East Syria death toll soars after massive IS attack

T. Belman. America is partnering with the Kurds to destroy ISIS. Also the Kurds have secured the land east of the Euphrates, with American help and presence.  This possession is of enormous importance to America’s ability to negotiate the future of Syria with Russia and Syria and to preventing Iran from establishing a land bridge to the Mediterranean.  So why is America letting Turkey attack the Kurds east of the Euphrates?  At a minimum America must protect the interest of  the Kurds and other residents of the land east of the Euphrates in any deal that is negotiated.

Watchdog says more than 200 rebel fighters and civilians killed since Friday rampage by terror group near Iraq border

By Rouba El Husseini, TOI

A member of the US-backed Syrian Democratic Forces removes an Islamic State flag in the town of Tabqa, about 55 kilometers (35 miles) west of the jihadists, then de facto capital of Raqqa. (AFP Photo/Delil Souleiman)

- _Problems to work on_:
1. Reproduce the passage of the article on the IS attack in eastern Syria from "By Rouba El" up to and including "(AFP Photo/Delil Souleiman)".
2. Please carry on writing the article on the IS attack in eastern Syria, starting after its last sentence.

- _Data excerpt_:
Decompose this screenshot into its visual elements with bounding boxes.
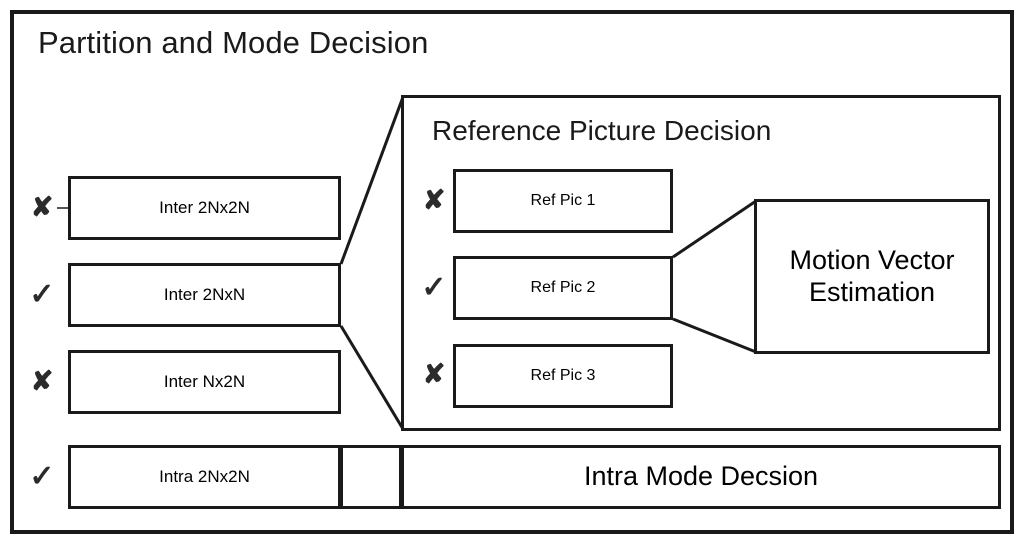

- _Answers in order_:
1.
By Rouba El Husseini, TOI

A member of the US-backed Syrian Democratic Forces removes an Islamic State flag in the town of Tabqa, about 55 kilometers (35 miles) west of the jihadists, then de facto capital of Raqqa. (AFP Photo/Delil Souleiman)

2.
BEIRUT, Lebanon (AFP) — US-backed fighters in Syria suffered record fatalities in an assault by the Islamic State terror group, a war monitor said Monday, as holdout jihadists kept up a fierce defense of their last Syrian redoubt.

It said a total of more than 200 people have been killed since around 500 IS fighters burst out of the fog shrouding the area in eastern Syria near the border with Iraq to launch their deadly assault on Friday.

According to the Syrian Observatory for Human Rights, 92 of the dead were fighters from the Syrian Democratic Forces (SDF), the Kurdish-led ground units that have spearheaded the US-backed fight against IS in Syria.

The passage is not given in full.